## Exercise details:
Reproduce every one of the lines below word for word, in the same order.

-- start of Data extract --

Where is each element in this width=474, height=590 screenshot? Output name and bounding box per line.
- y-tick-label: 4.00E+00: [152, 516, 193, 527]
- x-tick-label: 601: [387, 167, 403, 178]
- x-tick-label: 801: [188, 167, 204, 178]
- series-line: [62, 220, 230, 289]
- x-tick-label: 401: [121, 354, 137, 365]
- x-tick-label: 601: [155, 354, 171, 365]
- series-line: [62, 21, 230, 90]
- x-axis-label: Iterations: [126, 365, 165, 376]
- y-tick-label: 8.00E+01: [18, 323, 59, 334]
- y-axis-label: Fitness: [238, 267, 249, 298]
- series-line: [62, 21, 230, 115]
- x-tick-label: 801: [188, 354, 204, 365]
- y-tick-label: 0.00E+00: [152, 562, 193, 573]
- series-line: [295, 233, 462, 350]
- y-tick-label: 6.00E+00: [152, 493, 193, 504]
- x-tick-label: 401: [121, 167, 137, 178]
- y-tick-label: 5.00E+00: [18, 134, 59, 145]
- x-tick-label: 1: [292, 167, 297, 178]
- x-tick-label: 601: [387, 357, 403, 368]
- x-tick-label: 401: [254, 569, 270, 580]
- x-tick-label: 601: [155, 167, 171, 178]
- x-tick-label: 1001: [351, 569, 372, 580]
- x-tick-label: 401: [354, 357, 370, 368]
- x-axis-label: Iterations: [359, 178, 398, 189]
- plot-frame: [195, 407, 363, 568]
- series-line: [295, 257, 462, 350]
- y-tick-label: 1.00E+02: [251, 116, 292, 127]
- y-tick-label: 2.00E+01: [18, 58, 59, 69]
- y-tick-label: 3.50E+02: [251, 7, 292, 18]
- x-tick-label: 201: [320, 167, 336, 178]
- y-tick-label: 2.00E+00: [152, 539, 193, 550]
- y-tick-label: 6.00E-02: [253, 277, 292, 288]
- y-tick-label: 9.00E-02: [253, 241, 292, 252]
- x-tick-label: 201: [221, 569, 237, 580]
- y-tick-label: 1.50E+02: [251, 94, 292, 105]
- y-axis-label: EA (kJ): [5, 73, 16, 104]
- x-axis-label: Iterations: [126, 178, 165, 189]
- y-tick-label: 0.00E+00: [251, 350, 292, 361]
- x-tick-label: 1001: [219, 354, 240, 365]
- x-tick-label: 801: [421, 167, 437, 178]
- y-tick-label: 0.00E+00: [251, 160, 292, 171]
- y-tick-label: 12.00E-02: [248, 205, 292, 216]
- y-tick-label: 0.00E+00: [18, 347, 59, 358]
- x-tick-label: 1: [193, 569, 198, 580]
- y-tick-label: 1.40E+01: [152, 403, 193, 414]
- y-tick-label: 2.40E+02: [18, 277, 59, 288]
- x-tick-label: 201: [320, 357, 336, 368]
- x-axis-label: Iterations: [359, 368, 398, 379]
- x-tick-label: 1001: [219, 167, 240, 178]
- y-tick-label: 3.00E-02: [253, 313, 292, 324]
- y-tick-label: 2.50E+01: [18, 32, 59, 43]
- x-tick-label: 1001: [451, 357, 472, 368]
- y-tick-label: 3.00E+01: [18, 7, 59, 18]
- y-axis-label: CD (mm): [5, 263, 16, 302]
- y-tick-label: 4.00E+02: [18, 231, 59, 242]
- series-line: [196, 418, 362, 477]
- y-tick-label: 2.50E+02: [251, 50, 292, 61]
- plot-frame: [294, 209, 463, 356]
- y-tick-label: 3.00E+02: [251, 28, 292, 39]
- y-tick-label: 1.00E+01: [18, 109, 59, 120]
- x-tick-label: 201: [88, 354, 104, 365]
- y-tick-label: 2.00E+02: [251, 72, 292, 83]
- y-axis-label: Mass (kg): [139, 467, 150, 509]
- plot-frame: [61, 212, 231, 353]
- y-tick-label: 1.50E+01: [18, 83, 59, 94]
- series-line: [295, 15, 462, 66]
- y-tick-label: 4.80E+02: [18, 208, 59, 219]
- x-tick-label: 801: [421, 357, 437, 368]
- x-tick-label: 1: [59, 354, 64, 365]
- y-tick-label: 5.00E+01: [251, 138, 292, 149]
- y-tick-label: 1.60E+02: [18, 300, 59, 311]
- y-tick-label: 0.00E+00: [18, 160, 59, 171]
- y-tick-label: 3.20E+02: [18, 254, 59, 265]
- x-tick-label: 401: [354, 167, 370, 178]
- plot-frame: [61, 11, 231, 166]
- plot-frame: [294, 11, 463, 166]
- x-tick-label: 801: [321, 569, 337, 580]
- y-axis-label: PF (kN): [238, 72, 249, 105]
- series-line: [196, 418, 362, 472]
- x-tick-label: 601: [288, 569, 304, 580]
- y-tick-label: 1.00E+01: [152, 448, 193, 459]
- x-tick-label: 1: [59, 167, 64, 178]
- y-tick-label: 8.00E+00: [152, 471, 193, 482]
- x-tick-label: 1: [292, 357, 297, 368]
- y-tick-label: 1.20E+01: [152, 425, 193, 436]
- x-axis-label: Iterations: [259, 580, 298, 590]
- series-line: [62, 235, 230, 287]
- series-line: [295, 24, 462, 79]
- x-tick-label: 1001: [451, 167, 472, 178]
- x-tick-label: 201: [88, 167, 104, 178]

-- end of Data extract --

## The reply:
Where is each element in this width=474, height=590 screenshot? Output name and bounding box per line.
- y-tick-label: 4.00E+00: [152, 516, 193, 527]
- x-tick-label: 601: [387, 167, 403, 178]
- x-tick-label: 801: [188, 167, 204, 178]
- series-line: [62, 220, 230, 289]
- x-tick-label: 401: [121, 354, 137, 365]
- x-tick-label: 601: [155, 354, 171, 365]
- series-line: [62, 21, 230, 90]
- x-axis-label: Iterations: [126, 365, 165, 376]
- y-tick-label: 8.00E+01: [18, 323, 59, 334]
- y-axis-label: Fitness: [238, 267, 249, 298]
- series-line: [62, 21, 230, 115]
- x-tick-label: 801: [188, 354, 204, 365]
- y-tick-label: 0.00E+00: [152, 562, 193, 573]
- series-line: [295, 233, 462, 350]
- y-tick-label: 6.00E+00: [152, 493, 193, 504]
- x-tick-label: 401: [121, 167, 137, 178]
- y-tick-label: 5.00E+00: [18, 134, 59, 145]
- x-tick-label: 1: [292, 167, 297, 178]
- x-tick-label: 601: [387, 357, 403, 368]
- x-tick-label: 401: [254, 569, 270, 580]
- x-tick-label: 601: [155, 167, 171, 178]
- x-tick-label: 1001: [351, 569, 372, 580]
- x-tick-label: 401: [354, 357, 370, 368]
- x-axis-label: Iterations: [359, 178, 398, 189]
- plot-frame: [195, 407, 363, 568]
- series-line: [295, 257, 462, 350]
- y-tick-label: 1.00E+02: [251, 116, 292, 127]
- y-tick-label: 2.00E+01: [18, 58, 59, 69]
- y-tick-label: 3.50E+02: [251, 7, 292, 18]
- x-tick-label: 201: [320, 167, 336, 178]
- y-tick-label: 2.00E+00: [152, 539, 193, 550]
- y-tick-label: 6.00E-02: [253, 277, 292, 288]
- y-tick-label: 9.00E-02: [253, 241, 292, 252]
- x-tick-label: 201: [221, 569, 237, 580]
- y-tick-label: 1.50E+02: [251, 94, 292, 105]
- y-axis-label: EA (kJ): [5, 73, 16, 104]
- x-axis-label: Iterations: [126, 178, 165, 189]
- y-tick-label: 0.00E+00: [251, 350, 292, 361]
- x-tick-label: 1001: [219, 354, 240, 365]
- x-tick-label: 801: [421, 167, 437, 178]
- y-tick-label: 0.00E+00: [251, 160, 292, 171]
- y-tick-label: 12.00E-02: [248, 205, 292, 216]
- y-tick-label: 0.00E+00: [18, 347, 59, 358]
- x-tick-label: 1: [193, 569, 198, 580]
- y-tick-label: 1.40E+01: [152, 403, 193, 414]
- y-tick-label: 2.40E+02: [18, 277, 59, 288]
- x-tick-label: 201: [320, 357, 336, 368]
- x-axis-label: Iterations: [359, 368, 398, 379]
- x-tick-label: 1001: [219, 167, 240, 178]
- y-tick-label: 3.00E-02: [253, 313, 292, 324]
- y-tick-label: 2.50E+01: [18, 32, 59, 43]
- x-tick-label: 1001: [451, 357, 472, 368]
- y-tick-label: 3.00E+01: [18, 7, 59, 18]
- y-axis-label: CD (mm): [5, 263, 16, 302]
- y-tick-label: 4.00E+02: [18, 231, 59, 242]
- series-line: [196, 418, 362, 477]
- y-tick-label: 2.50E+02: [251, 50, 292, 61]
- plot-frame: [294, 209, 463, 356]
- y-tick-label: 3.00E+02: [251, 28, 292, 39]
- y-tick-label: 1.00E+01: [18, 109, 59, 120]
- x-tick-label: 201: [88, 354, 104, 365]
- y-tick-label: 2.00E+02: [251, 72, 292, 83]
- y-axis-label: Mass (kg): [139, 467, 150, 509]
- plot-frame: [61, 212, 231, 353]
- y-tick-label: 1.50E+01: [18, 83, 59, 94]
- series-line: [295, 15, 462, 66]
- y-tick-label: 4.80E+02: [18, 208, 59, 219]
- x-tick-label: 801: [421, 357, 437, 368]
- x-tick-label: 1: [59, 354, 64, 365]
- y-tick-label: 5.00E+01: [251, 138, 292, 149]
- y-tick-label: 1.60E+02: [18, 300, 59, 311]
- y-tick-label: 0.00E+00: [18, 160, 59, 171]
- y-tick-label: 3.20E+02: [18, 254, 59, 265]
- x-tick-label: 401: [354, 167, 370, 178]
- plot-frame: [61, 11, 231, 166]
- plot-frame: [294, 11, 463, 166]
- x-tick-label: 801: [321, 569, 337, 580]
- y-axis-label: PF (kN): [238, 72, 249, 105]
- series-line: [196, 418, 362, 472]
- x-tick-label: 601: [288, 569, 304, 580]
- y-tick-label: 1.00E+01: [152, 448, 193, 459]
- x-tick-label: 1: [59, 167, 64, 178]
- y-tick-label: 8.00E+00: [152, 471, 193, 482]
- x-tick-label: 1: [292, 357, 297, 368]
- y-tick-label: 1.20E+01: [152, 425, 193, 436]
- x-axis-label: Iterations: [259, 580, 298, 590]
- series-line: [62, 235, 230, 287]
- series-line: [295, 24, 462, 79]
- x-tick-label: 1001: [451, 167, 472, 178]
- x-tick-label: 201: [88, 167, 104, 178]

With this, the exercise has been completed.